● **Extracted entries**:
--- begin ---
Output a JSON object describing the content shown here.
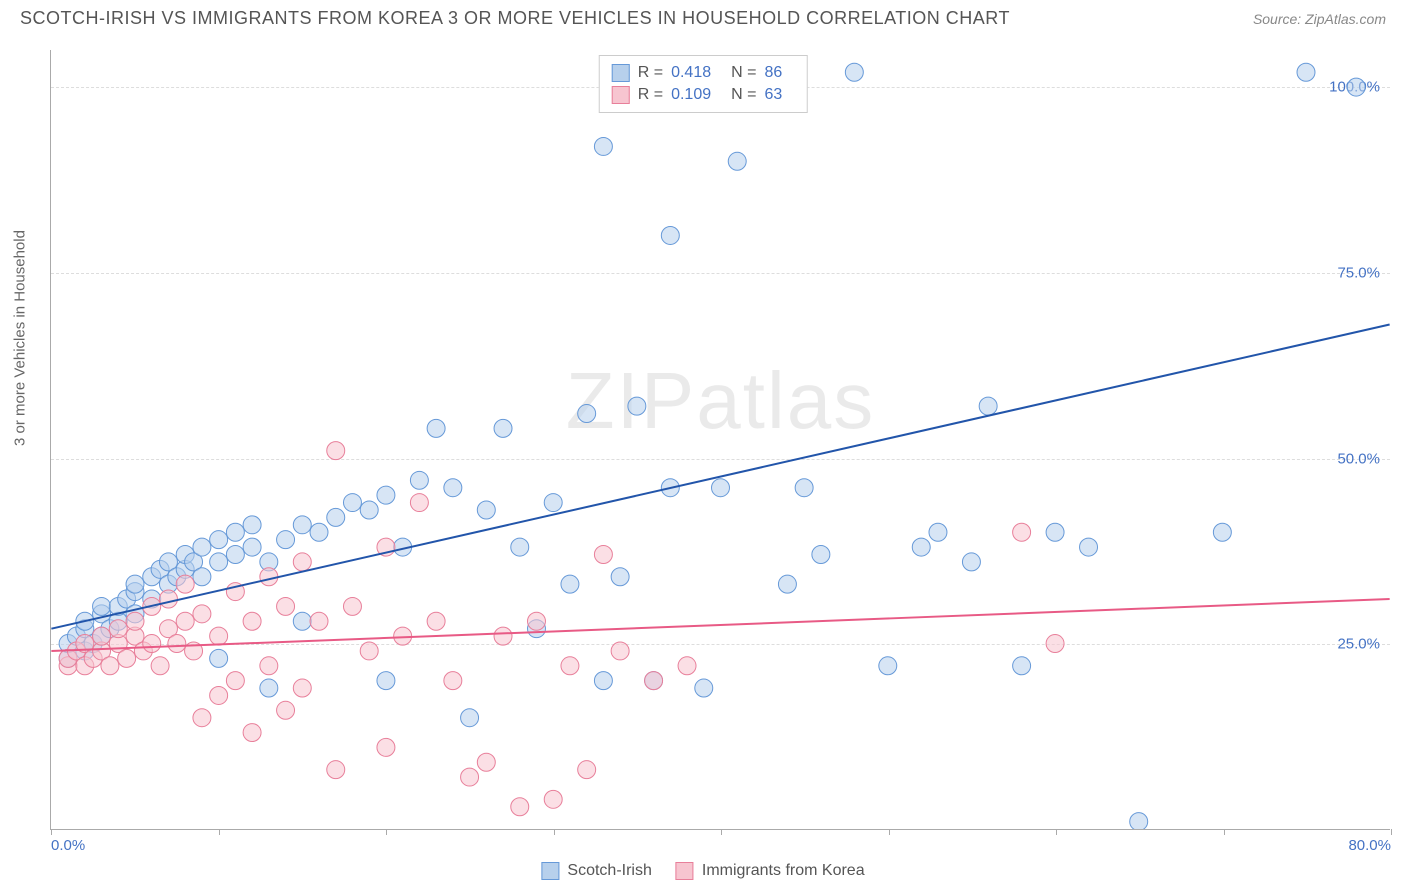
{
  "header": {
    "title": "SCOTCH-IRISH VS IMMIGRANTS FROM KOREA 3 OR MORE VEHICLES IN HOUSEHOLD CORRELATION CHART",
    "source": "Source: ZipAtlas.com"
  },
  "chart": {
    "type": "scatter",
    "ylabel": "3 or more Vehicles in Household",
    "watermark": "ZIPatlas",
    "xlim": [
      0,
      80
    ],
    "ylim": [
      0,
      105
    ],
    "background_color": "#ffffff",
    "grid_color": "#dddddd",
    "axis_color": "#aaaaaa",
    "tick_label_color": "#4472c4",
    "ytick_labels": [
      "25.0%",
      "50.0%",
      "75.0%",
      "100.0%"
    ],
    "ytick_values": [
      25,
      50,
      75,
      100
    ],
    "xtick_labels": [
      "0.0%",
      "80.0%"
    ],
    "xtick_values": [
      0,
      80
    ],
    "xtick_marks": [
      0,
      10,
      20,
      30,
      40,
      50,
      60,
      70,
      80
    ],
    "series": [
      {
        "name": "Scotch-Irish",
        "marker_fill": "#b7d0ec",
        "marker_stroke": "#6699d8",
        "marker_opacity": 0.55,
        "marker_radius": 9,
        "line_color": "#2255aa",
        "line_width": 2,
        "R": "0.418",
        "N": "86",
        "trend": {
          "x1": 0,
          "y1": 27,
          "x2": 80,
          "y2": 68
        },
        "points": [
          [
            1,
            23
          ],
          [
            1,
            25
          ],
          [
            1.5,
            26
          ],
          [
            2,
            24
          ],
          [
            2,
            27
          ],
          [
            2,
            28
          ],
          [
            2.5,
            25
          ],
          [
            3,
            26
          ],
          [
            3,
            29
          ],
          [
            3,
            30
          ],
          [
            3.5,
            27
          ],
          [
            4,
            28
          ],
          [
            4,
            30
          ],
          [
            4.5,
            31
          ],
          [
            5,
            29
          ],
          [
            5,
            32
          ],
          [
            5,
            33
          ],
          [
            6,
            31
          ],
          [
            6,
            34
          ],
          [
            6.5,
            35
          ],
          [
            7,
            33
          ],
          [
            7,
            36
          ],
          [
            7.5,
            34
          ],
          [
            8,
            35
          ],
          [
            8,
            37
          ],
          [
            8.5,
            36
          ],
          [
            9,
            38
          ],
          [
            9,
            34
          ],
          [
            10,
            36
          ],
          [
            10,
            39
          ],
          [
            10,
            23
          ],
          [
            11,
            37
          ],
          [
            11,
            40
          ],
          [
            12,
            38
          ],
          [
            12,
            41
          ],
          [
            13,
            36
          ],
          [
            13,
            19
          ],
          [
            14,
            39
          ],
          [
            15,
            41
          ],
          [
            15,
            28
          ],
          [
            16,
            40
          ],
          [
            17,
            42
          ],
          [
            18,
            44
          ],
          [
            19,
            43
          ],
          [
            20,
            45
          ],
          [
            20,
            20
          ],
          [
            21,
            38
          ],
          [
            22,
            47
          ],
          [
            23,
            54
          ],
          [
            24,
            46
          ],
          [
            25,
            15
          ],
          [
            26,
            43
          ],
          [
            27,
            54
          ],
          [
            28,
            38
          ],
          [
            29,
            27
          ],
          [
            30,
            44
          ],
          [
            31,
            33
          ],
          [
            32,
            56
          ],
          [
            33,
            20
          ],
          [
            33,
            92
          ],
          [
            34,
            34
          ],
          [
            35,
            57
          ],
          [
            36,
            20
          ],
          [
            37,
            80
          ],
          [
            37,
            46
          ],
          [
            38,
            102
          ],
          [
            39,
            19
          ],
          [
            40,
            46
          ],
          [
            41,
            90
          ],
          [
            43,
            102
          ],
          [
            44,
            33
          ],
          [
            45,
            46
          ],
          [
            46,
            37
          ],
          [
            48,
            102
          ],
          [
            50,
            22
          ],
          [
            52,
            38
          ],
          [
            53,
            40
          ],
          [
            55,
            36
          ],
          [
            56,
            57
          ],
          [
            58,
            22
          ],
          [
            60,
            40
          ],
          [
            62,
            38
          ],
          [
            65,
            1
          ],
          [
            70,
            40
          ],
          [
            75,
            102
          ],
          [
            78,
            100
          ]
        ]
      },
      {
        "name": "Immigrants from Korea",
        "marker_fill": "#f7c5d0",
        "marker_stroke": "#e87f9a",
        "marker_opacity": 0.55,
        "marker_radius": 9,
        "line_color": "#e85a85",
        "line_width": 2,
        "R": "0.109",
        "N": "63",
        "trend": {
          "x1": 0,
          "y1": 24,
          "x2": 80,
          "y2": 31
        },
        "points": [
          [
            1,
            22
          ],
          [
            1,
            23
          ],
          [
            1.5,
            24
          ],
          [
            2,
            22
          ],
          [
            2,
            25
          ],
          [
            2.5,
            23
          ],
          [
            3,
            24
          ],
          [
            3,
            26
          ],
          [
            3.5,
            22
          ],
          [
            4,
            25
          ],
          [
            4,
            27
          ],
          [
            4.5,
            23
          ],
          [
            5,
            26
          ],
          [
            5,
            28
          ],
          [
            5.5,
            24
          ],
          [
            6,
            25
          ],
          [
            6,
            30
          ],
          [
            6.5,
            22
          ],
          [
            7,
            27
          ],
          [
            7,
            31
          ],
          [
            7.5,
            25
          ],
          [
            8,
            28
          ],
          [
            8,
            33
          ],
          [
            8.5,
            24
          ],
          [
            9,
            29
          ],
          [
            9,
            15
          ],
          [
            10,
            26
          ],
          [
            10,
            18
          ],
          [
            11,
            32
          ],
          [
            11,
            20
          ],
          [
            12,
            28
          ],
          [
            12,
            13
          ],
          [
            13,
            34
          ],
          [
            13,
            22
          ],
          [
            14,
            30
          ],
          [
            14,
            16
          ],
          [
            15,
            36
          ],
          [
            15,
            19
          ],
          [
            16,
            28
          ],
          [
            17,
            51
          ],
          [
            17,
            8
          ],
          [
            18,
            30
          ],
          [
            19,
            24
          ],
          [
            20,
            38
          ],
          [
            20,
            11
          ],
          [
            21,
            26
          ],
          [
            22,
            44
          ],
          [
            23,
            28
          ],
          [
            24,
            20
          ],
          [
            25,
            7
          ],
          [
            26,
            9
          ],
          [
            27,
            26
          ],
          [
            28,
            3
          ],
          [
            29,
            28
          ],
          [
            30,
            4
          ],
          [
            31,
            22
          ],
          [
            32,
            8
          ],
          [
            33,
            37
          ],
          [
            34,
            24
          ],
          [
            36,
            20
          ],
          [
            38,
            22
          ],
          [
            58,
            40
          ],
          [
            60,
            25
          ]
        ]
      }
    ]
  },
  "legend_top": {
    "rows": [
      {
        "swatch_fill": "#b7d0ec",
        "swatch_stroke": "#6699d8",
        "R": "0.418",
        "N": "86"
      },
      {
        "swatch_fill": "#f7c5d0",
        "swatch_stroke": "#e87f9a",
        "R": "0.109",
        "N": "63"
      }
    ]
  },
  "legend_bottom": {
    "items": [
      {
        "swatch_fill": "#b7d0ec",
        "swatch_stroke": "#6699d8",
        "label": "Scotch-Irish"
      },
      {
        "swatch_fill": "#f7c5d0",
        "swatch_stroke": "#e87f9a",
        "label": "Immigrants from Korea"
      }
    ]
  }
}
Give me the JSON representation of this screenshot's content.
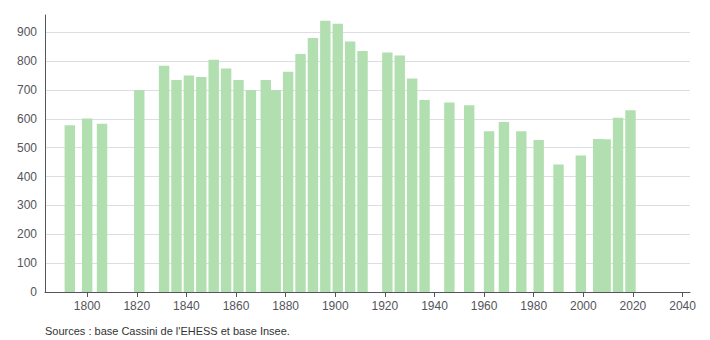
{
  "chart_data": {
    "type": "bar",
    "x": [
      1793,
      1800,
      1806,
      1821,
      1831,
      1836,
      1841,
      1846,
      1851,
      1856,
      1861,
      1866,
      1872,
      1876,
      1881,
      1886,
      1891,
      1896,
      1901,
      1906,
      1911,
      1921,
      1926,
      1931,
      1936,
      1946,
      1954,
      1962,
      1968,
      1975,
      1982,
      1990,
      1999,
      2006,
      2009,
      2014,
      2019
    ],
    "values": [
      578,
      601,
      583,
      700,
      784,
      735,
      750,
      745,
      805,
      775,
      735,
      700,
      735,
      700,
      763,
      825,
      880,
      940,
      930,
      868,
      835,
      830,
      820,
      740,
      665,
      657,
      647,
      557,
      589,
      557,
      527,
      442,
      473,
      530,
      529,
      604,
      630
    ],
    "color": "#b2dfb0",
    "xlim": [
      1783,
      2043
    ],
    "xticks": [
      1800,
      1820,
      1840,
      1860,
      1880,
      1900,
      1920,
      1940,
      1960,
      1980,
      2000,
      2020,
      2040
    ],
    "ylim": [
      0,
      960
    ],
    "yticks": [
      0,
      100,
      200,
      300,
      400,
      500,
      600,
      700,
      800,
      900
    ],
    "grid": true,
    "annotations": [
      "Sources : base Cassini de l'EHESS et base Insee."
    ]
  }
}
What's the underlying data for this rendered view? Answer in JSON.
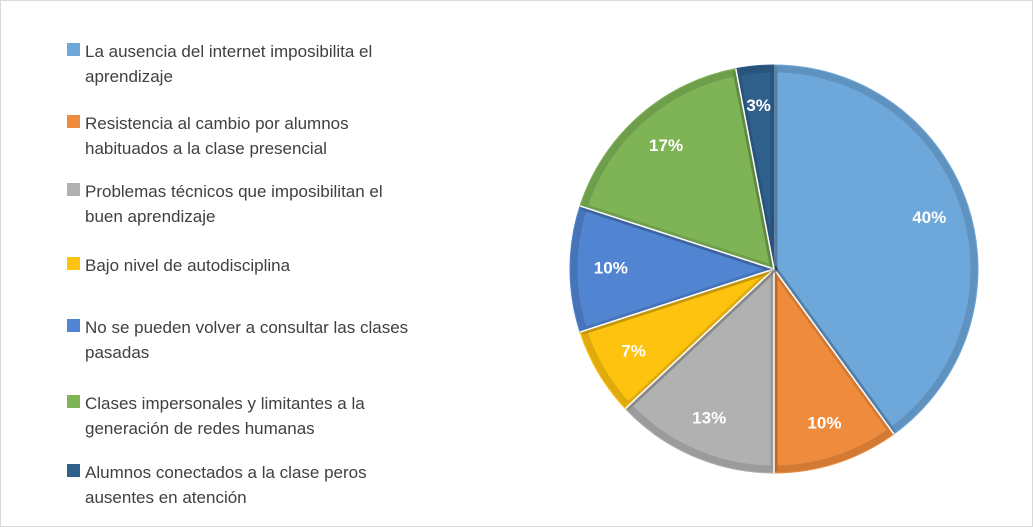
{
  "chart_data": {
    "type": "pie",
    "categories": [
      "La ausencia del internet imposibilita el aprendizaje",
      "Resistencia al cambio por alumnos habituados a la clase presencial",
      "Problemas técnicos que imposibilitan el buen aprendizaje",
      "Bajo nivel de autodisciplina",
      "No se pueden volver a consultar las clases pasadas",
      "Clases impersonales y limitantes a la generación de redes humanas",
      "Alumnos conectados a la clase peros ausentes en atención"
    ],
    "values": [
      40,
      10,
      13,
      7,
      10,
      17,
      3
    ],
    "value_labels": [
      "40%",
      "10%",
      "13%",
      "7%",
      "10%",
      "17%",
      "3%"
    ],
    "colors": [
      "#6ea7da",
      "#ef8b3c",
      "#b1b1b1",
      "#fec30f",
      "#5184d1",
      "#7eb356",
      "#2f5f8b"
    ],
    "legend": "left"
  }
}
--- end ---
● **Given instruction**:
Take the line that contains "What's the underlying" and every line after it up to the end of the records above, and restate them exactly, without the pictures.

● **Correct response**:
What's the underlying data for this rendered view? Answer in JSON.
{
  "chart_data": {
    "type": "pie",
    "categories": [
      "La ausencia del internet imposibilita el aprendizaje",
      "Resistencia al cambio por alumnos habituados a la clase presencial",
      "Problemas técnicos que imposibilitan el buen aprendizaje",
      "Bajo nivel de autodisciplina",
      "No se pueden volver a consultar las clases pasadas",
      "Clases impersonales y limitantes a la generación de redes humanas",
      "Alumnos conectados a la clase peros ausentes en atención"
    ],
    "values": [
      40,
      10,
      13,
      7,
      10,
      17,
      3
    ],
    "value_labels": [
      "40%",
      "10%",
      "13%",
      "7%",
      "10%",
      "17%",
      "3%"
    ],
    "colors": [
      "#6ea7da",
      "#ef8b3c",
      "#b1b1b1",
      "#fec30f",
      "#5184d1",
      "#7eb356",
      "#2f5f8b"
    ],
    "legend": "left"
  }
}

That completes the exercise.